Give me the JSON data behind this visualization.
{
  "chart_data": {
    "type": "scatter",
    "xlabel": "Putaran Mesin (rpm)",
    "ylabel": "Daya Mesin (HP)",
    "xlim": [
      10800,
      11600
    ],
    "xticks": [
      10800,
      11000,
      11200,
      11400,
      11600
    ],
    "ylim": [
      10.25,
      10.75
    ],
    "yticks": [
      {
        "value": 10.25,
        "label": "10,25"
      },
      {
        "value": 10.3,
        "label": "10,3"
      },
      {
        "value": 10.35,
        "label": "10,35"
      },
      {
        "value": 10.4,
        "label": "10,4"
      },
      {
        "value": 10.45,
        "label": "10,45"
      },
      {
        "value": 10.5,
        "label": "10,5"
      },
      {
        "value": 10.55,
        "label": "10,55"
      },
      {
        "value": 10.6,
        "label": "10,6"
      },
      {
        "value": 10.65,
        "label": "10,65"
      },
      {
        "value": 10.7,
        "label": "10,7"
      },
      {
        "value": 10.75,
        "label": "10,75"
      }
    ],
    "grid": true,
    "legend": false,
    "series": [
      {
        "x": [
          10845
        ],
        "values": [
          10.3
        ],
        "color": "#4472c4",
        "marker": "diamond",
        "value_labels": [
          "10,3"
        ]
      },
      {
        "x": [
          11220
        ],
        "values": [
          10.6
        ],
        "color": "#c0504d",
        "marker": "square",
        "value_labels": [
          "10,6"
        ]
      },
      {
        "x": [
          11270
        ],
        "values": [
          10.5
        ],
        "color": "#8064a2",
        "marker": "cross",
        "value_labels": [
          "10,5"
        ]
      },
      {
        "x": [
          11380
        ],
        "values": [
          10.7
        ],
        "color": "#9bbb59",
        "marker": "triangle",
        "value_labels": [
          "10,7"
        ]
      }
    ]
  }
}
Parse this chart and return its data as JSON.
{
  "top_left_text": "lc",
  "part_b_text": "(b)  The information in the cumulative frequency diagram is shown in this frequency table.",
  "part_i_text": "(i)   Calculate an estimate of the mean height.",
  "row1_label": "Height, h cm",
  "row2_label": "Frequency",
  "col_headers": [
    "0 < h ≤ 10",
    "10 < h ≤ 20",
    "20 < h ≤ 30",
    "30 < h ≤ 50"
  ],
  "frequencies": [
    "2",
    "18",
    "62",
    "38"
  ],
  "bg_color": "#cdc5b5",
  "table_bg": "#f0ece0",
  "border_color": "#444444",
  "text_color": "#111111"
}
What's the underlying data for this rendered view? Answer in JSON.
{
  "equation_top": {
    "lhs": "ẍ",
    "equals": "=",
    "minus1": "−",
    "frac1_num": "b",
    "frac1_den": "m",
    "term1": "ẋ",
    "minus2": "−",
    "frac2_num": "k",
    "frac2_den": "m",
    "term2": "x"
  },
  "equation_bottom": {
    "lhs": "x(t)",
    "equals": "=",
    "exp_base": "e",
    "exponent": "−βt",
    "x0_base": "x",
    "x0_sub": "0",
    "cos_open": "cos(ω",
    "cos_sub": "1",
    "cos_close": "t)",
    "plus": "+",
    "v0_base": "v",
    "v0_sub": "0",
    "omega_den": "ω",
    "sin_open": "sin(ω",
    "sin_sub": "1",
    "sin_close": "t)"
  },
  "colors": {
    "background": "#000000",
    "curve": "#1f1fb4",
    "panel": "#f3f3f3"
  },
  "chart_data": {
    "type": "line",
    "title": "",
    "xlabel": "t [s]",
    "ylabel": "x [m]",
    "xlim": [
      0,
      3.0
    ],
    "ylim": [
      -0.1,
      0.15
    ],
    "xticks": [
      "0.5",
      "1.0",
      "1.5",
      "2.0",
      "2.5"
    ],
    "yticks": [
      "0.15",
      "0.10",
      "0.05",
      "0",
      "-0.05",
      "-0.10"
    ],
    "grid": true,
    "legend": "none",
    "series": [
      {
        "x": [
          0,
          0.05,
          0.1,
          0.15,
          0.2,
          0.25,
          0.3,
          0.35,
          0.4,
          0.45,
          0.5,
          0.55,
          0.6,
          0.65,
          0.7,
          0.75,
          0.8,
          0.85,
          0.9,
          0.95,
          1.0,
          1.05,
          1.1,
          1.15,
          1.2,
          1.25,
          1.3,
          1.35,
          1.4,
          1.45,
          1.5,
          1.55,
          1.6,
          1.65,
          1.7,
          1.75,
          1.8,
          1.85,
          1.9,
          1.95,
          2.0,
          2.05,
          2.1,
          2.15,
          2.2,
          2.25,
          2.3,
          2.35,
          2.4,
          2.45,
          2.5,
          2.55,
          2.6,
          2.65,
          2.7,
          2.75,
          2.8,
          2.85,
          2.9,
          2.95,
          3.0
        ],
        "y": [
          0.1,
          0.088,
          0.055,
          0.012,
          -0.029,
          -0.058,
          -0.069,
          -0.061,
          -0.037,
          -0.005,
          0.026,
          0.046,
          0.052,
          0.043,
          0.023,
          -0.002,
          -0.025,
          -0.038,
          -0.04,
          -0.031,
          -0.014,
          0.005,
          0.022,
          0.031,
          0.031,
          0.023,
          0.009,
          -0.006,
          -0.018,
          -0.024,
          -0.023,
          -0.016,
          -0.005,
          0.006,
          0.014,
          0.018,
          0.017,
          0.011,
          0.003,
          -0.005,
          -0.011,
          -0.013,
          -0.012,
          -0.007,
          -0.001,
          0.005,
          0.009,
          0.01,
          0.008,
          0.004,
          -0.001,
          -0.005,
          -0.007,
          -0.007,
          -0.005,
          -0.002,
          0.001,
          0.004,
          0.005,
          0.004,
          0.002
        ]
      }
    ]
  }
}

+--

▶ _Task requirements_
Out of the material above, gather each line where "JSON" appears.

▶ _Answer to the task_
Give me the JSON data behind this visualization.
Parse this chart and return its data as JSON.
What's the underlying data for this rendered view? Answer in JSON.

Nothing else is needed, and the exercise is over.